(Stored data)
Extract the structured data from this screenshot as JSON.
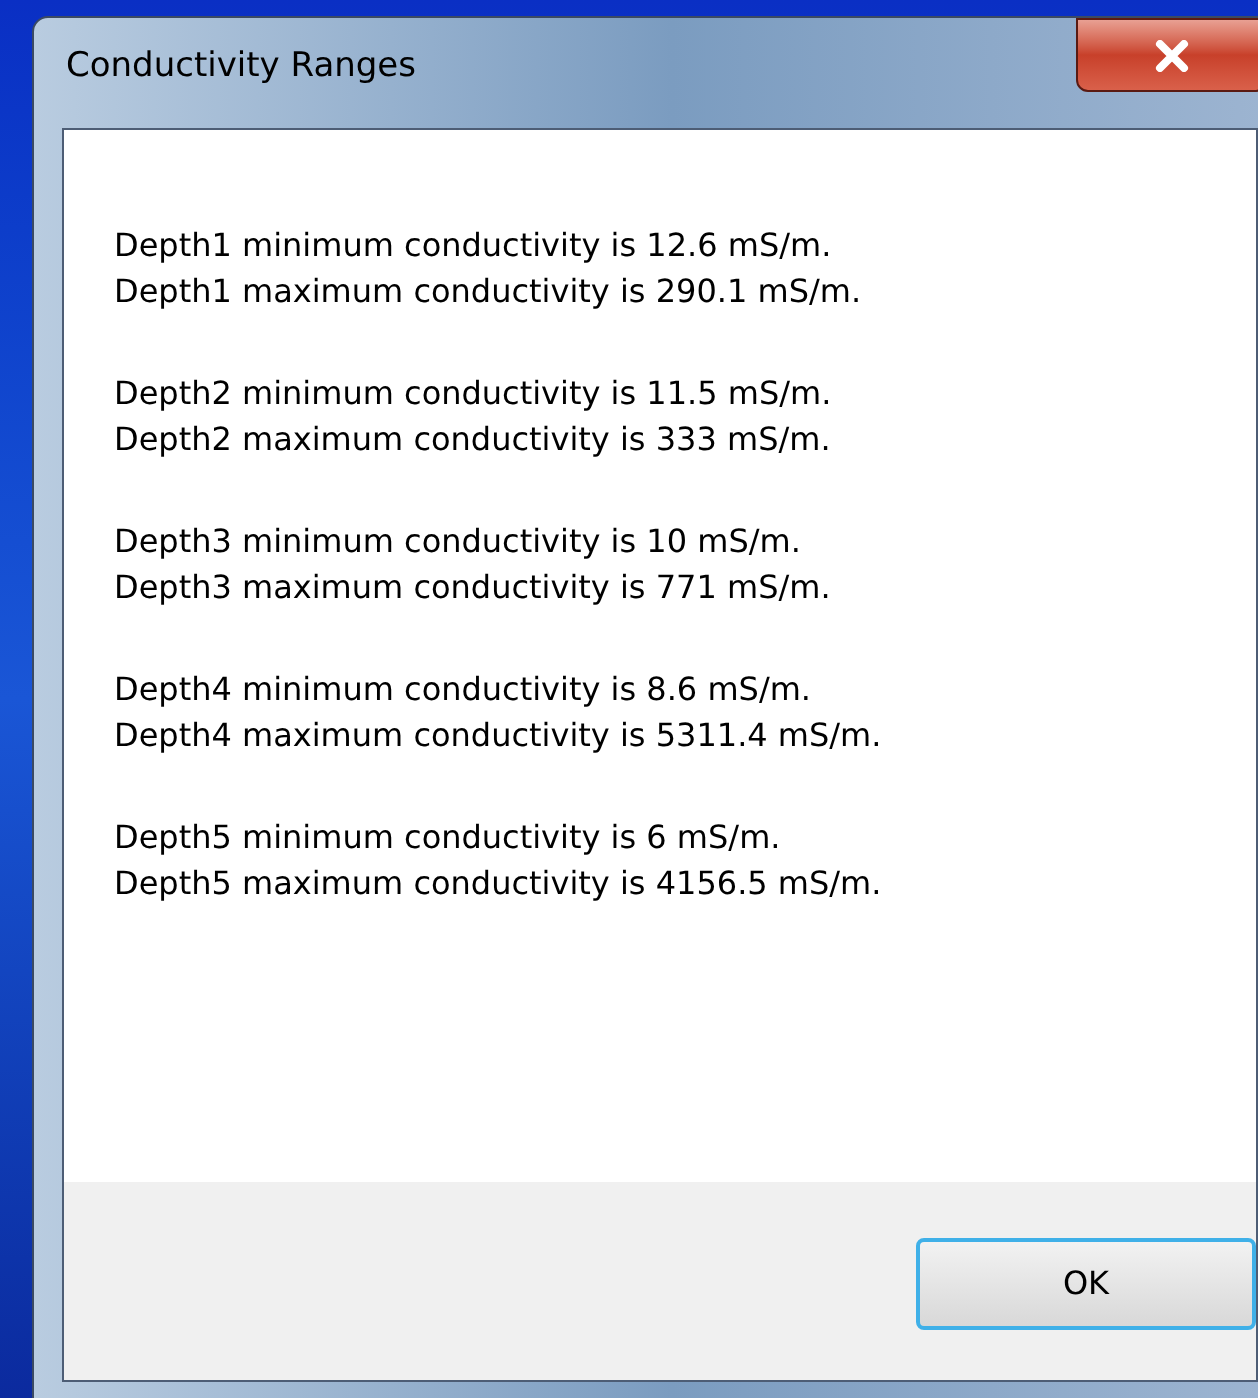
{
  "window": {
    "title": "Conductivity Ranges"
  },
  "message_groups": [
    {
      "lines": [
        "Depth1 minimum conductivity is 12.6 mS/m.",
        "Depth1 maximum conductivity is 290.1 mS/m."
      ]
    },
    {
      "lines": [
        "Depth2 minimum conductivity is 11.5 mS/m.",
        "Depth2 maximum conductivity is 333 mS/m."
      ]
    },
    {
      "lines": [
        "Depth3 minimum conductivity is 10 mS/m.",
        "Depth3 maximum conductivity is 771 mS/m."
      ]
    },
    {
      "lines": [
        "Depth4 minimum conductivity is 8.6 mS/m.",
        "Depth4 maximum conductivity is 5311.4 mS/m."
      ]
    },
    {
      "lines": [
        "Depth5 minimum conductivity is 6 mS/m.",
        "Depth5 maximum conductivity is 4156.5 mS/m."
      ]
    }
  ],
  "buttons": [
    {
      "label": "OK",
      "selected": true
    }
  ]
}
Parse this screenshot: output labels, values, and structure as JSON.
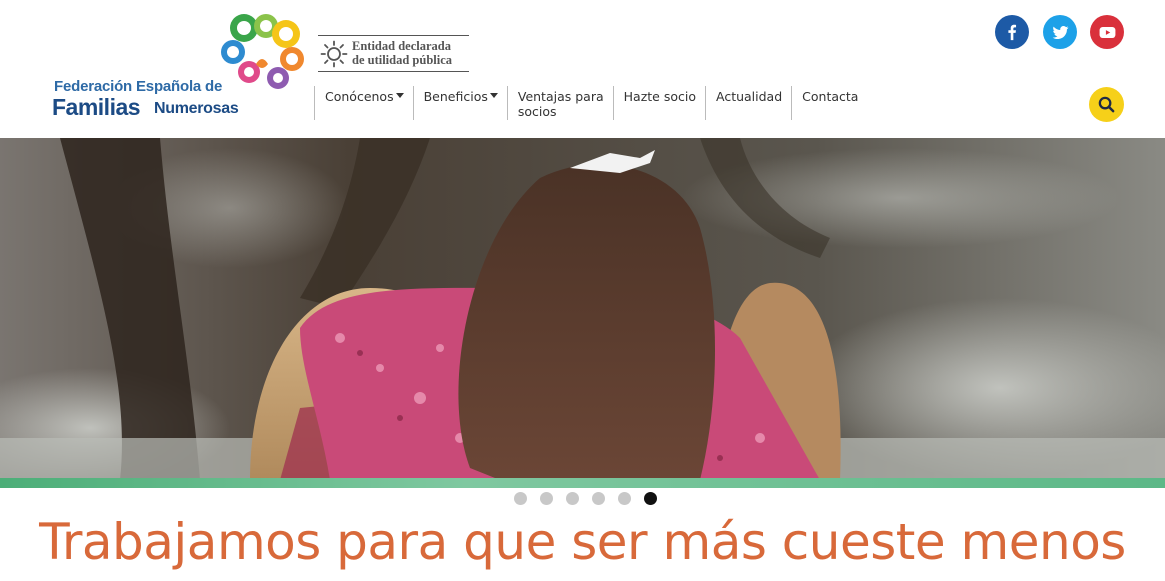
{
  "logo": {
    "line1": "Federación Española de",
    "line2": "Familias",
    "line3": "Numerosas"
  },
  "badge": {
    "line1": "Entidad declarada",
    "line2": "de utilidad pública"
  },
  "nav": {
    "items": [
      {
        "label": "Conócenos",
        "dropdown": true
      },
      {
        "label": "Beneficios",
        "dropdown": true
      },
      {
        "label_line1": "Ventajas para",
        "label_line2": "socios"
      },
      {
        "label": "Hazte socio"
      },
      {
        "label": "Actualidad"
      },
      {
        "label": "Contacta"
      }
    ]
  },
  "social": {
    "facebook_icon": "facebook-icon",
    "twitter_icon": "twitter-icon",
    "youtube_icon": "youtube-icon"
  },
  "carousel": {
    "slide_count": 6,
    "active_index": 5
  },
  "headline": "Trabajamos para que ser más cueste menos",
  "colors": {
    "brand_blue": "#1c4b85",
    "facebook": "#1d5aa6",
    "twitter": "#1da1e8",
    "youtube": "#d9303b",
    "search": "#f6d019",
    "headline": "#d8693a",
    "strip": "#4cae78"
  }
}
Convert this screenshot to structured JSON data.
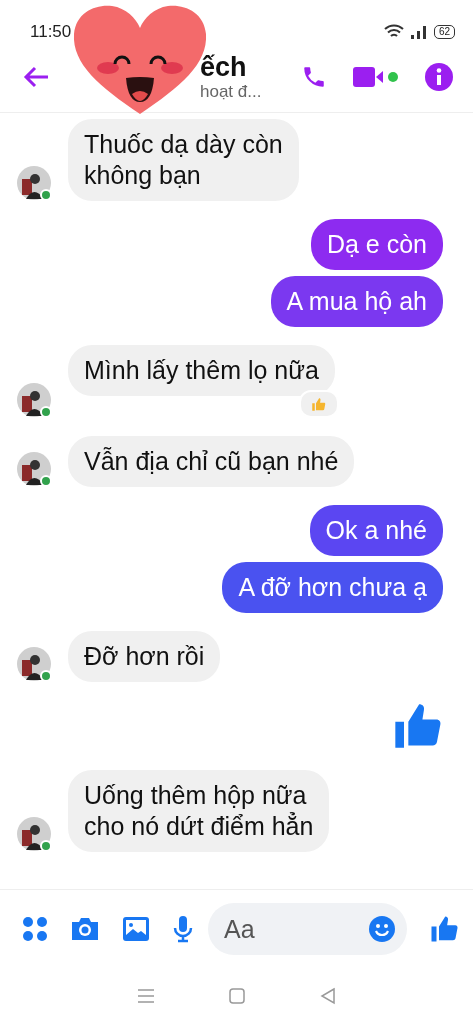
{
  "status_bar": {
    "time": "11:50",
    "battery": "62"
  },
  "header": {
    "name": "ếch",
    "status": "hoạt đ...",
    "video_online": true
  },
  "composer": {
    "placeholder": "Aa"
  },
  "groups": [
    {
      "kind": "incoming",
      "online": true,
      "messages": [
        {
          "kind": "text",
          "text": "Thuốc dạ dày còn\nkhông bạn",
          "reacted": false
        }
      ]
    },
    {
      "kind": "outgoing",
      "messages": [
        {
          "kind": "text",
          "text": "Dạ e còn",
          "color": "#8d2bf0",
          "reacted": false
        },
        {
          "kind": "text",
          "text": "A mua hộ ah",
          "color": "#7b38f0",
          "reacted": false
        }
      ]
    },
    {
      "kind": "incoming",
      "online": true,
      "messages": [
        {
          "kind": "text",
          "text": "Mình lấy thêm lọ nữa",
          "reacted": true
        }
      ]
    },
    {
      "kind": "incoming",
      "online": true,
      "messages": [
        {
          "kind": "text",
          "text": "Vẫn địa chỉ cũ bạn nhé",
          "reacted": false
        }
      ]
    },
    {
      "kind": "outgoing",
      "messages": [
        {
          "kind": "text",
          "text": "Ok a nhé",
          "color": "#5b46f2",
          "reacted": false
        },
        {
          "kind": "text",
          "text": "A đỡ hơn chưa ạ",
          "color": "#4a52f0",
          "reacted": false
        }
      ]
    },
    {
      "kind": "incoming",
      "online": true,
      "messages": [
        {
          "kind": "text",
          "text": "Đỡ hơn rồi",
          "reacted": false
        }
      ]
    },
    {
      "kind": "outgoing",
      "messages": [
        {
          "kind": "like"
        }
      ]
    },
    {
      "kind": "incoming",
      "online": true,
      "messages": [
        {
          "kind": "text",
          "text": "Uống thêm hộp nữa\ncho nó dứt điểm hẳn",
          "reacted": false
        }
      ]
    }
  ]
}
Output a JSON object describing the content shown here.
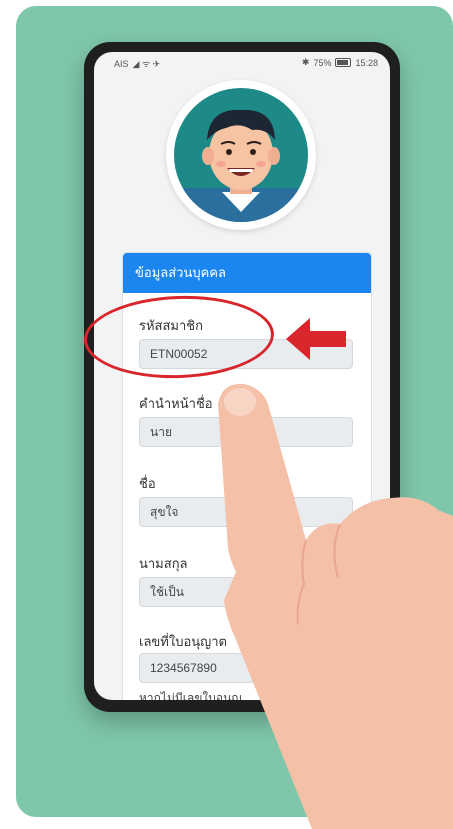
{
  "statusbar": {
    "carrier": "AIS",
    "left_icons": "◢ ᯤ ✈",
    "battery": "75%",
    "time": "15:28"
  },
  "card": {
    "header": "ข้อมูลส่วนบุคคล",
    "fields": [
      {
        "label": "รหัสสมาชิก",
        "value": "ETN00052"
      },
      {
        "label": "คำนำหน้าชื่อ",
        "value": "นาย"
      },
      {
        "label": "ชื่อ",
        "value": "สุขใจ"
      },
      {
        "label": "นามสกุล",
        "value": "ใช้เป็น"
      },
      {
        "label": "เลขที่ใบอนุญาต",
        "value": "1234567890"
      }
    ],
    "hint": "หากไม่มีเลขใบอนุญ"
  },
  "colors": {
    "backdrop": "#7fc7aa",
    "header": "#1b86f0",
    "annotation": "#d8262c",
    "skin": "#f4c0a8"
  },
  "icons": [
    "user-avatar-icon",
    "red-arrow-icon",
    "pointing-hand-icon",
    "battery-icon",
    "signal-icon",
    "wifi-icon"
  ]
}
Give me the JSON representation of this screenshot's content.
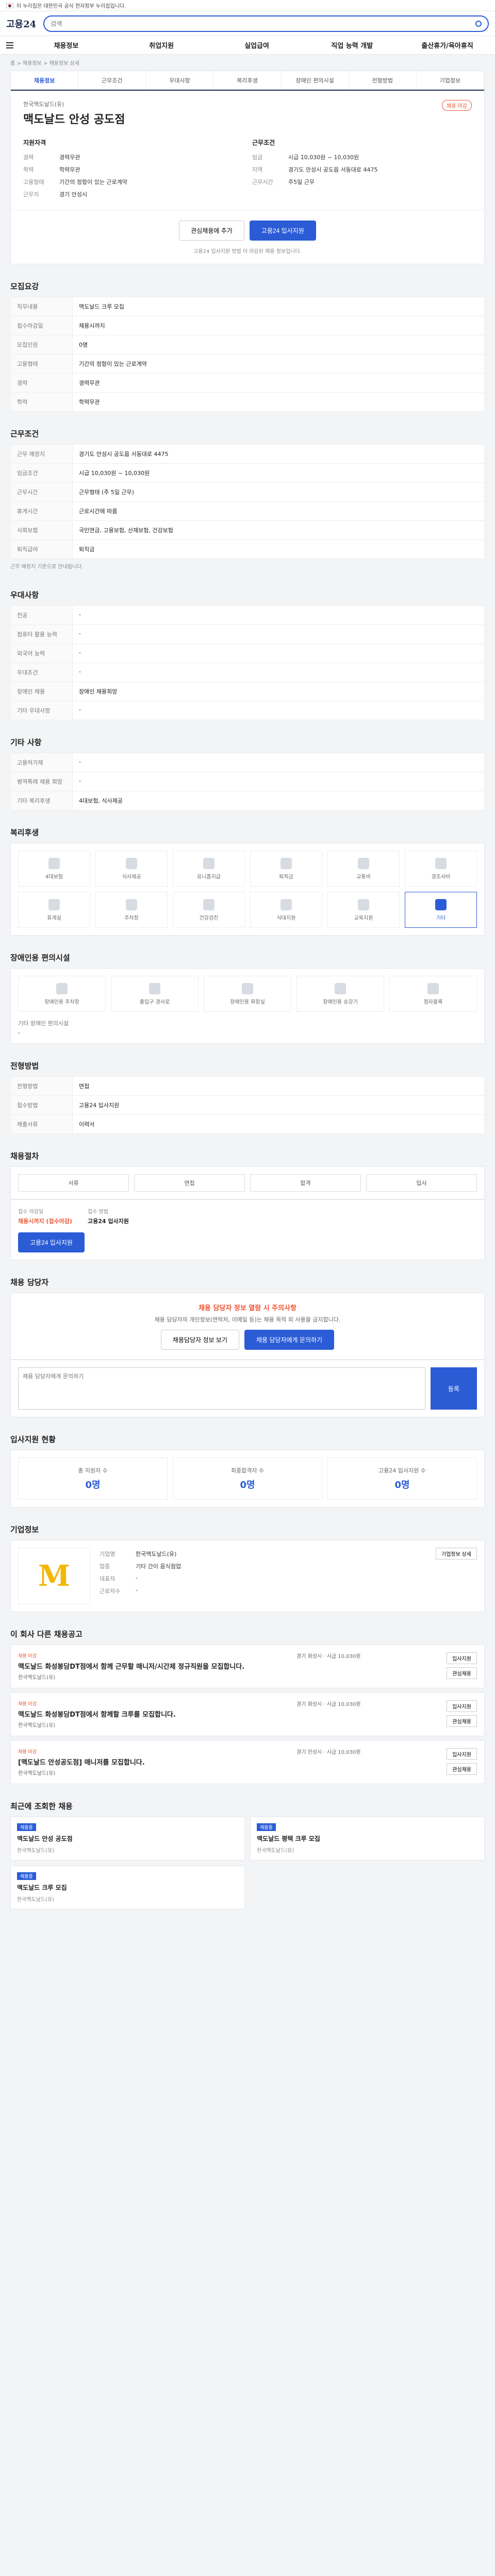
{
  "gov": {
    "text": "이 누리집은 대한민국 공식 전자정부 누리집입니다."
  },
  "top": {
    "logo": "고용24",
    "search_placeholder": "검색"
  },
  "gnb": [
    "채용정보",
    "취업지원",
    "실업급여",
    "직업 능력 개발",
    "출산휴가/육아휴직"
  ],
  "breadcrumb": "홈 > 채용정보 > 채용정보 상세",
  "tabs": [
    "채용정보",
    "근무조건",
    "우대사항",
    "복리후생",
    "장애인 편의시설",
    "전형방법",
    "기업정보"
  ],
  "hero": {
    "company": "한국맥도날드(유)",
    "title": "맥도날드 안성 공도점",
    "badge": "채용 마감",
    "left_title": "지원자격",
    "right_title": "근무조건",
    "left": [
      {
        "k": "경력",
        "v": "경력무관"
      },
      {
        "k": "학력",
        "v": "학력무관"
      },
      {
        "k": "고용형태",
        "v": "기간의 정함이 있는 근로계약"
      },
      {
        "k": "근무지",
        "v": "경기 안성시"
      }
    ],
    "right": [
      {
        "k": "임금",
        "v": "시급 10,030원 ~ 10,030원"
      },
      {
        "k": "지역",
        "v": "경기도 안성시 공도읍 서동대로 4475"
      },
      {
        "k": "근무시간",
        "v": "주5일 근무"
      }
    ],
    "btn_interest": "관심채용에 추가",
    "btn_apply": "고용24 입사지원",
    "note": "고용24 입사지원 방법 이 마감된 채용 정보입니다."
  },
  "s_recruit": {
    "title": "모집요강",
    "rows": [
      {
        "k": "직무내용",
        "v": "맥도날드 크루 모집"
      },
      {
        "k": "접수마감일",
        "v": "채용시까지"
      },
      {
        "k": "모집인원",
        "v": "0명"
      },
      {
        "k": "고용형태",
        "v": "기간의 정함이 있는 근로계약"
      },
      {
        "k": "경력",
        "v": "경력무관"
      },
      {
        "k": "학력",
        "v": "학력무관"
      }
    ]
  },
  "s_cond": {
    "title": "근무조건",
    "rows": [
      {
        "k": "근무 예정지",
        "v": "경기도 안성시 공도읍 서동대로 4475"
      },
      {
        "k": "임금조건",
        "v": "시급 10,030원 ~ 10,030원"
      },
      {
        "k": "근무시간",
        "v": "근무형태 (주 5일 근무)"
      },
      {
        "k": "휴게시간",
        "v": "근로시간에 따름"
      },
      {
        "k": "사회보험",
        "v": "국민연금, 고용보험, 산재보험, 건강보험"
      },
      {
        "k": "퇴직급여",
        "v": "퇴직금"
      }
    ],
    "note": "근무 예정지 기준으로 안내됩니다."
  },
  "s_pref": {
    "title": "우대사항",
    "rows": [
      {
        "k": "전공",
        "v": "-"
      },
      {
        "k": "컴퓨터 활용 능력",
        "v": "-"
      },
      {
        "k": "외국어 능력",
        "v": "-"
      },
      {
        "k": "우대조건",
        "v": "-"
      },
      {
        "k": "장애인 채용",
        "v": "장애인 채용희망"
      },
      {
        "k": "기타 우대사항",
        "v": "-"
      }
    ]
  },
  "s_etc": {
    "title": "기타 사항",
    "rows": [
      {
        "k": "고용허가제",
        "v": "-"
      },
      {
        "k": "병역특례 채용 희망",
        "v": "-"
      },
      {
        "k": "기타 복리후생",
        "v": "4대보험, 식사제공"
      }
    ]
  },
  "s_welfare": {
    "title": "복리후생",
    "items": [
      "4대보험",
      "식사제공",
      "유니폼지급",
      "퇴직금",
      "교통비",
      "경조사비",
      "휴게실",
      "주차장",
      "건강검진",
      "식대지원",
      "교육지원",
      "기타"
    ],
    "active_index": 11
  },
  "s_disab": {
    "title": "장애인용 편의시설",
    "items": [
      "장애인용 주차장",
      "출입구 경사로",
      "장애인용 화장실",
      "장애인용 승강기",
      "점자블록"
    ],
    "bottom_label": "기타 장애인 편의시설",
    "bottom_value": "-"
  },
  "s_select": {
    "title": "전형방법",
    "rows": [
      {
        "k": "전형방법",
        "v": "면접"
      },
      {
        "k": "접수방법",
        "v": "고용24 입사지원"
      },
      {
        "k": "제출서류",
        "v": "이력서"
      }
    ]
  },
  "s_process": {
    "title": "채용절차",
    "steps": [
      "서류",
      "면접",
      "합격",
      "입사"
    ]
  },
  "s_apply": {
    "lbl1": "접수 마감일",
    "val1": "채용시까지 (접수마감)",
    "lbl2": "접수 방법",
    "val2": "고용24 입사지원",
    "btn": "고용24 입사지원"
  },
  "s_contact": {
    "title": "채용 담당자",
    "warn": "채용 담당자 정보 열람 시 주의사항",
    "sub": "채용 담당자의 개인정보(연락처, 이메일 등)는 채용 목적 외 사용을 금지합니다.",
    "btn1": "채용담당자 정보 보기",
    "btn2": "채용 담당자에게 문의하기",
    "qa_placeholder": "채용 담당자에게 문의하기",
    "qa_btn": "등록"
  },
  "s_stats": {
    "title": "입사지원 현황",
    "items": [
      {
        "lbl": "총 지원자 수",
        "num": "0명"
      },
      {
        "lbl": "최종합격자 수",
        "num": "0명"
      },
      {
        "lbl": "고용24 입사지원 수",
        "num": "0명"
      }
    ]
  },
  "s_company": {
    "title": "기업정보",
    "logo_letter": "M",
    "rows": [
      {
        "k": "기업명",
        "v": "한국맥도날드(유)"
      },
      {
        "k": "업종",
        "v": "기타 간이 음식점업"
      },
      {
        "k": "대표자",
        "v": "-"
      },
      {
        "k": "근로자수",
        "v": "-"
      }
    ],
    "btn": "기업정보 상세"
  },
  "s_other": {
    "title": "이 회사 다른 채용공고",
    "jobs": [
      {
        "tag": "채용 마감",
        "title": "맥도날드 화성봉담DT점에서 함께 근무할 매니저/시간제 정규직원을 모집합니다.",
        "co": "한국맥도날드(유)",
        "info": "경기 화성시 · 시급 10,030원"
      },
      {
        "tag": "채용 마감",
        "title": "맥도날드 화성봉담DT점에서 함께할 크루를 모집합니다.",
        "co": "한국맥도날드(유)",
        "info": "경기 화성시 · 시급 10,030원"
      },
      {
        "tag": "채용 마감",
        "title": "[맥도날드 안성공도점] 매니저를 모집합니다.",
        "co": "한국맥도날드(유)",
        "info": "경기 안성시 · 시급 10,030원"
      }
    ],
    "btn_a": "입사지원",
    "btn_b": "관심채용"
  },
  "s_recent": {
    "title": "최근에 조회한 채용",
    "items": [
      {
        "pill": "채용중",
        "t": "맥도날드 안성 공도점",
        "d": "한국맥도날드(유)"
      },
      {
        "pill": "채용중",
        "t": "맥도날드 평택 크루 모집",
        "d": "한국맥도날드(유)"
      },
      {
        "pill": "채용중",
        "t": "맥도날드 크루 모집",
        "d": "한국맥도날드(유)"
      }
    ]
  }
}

- WRITTEN REQUEST: Identify each line in the records above containing the word "JSON"; copy those lines.

- EXPECTED OUTPUT:
Extract the structured data from this screenshot as JSON.
Parse this screenshot: output labels, values, and structure as JSON.
Convert this screenshot to structured JSON data.
Output a JSON object describing the content shown here.
Give me the JSON representation of this screenshot's content.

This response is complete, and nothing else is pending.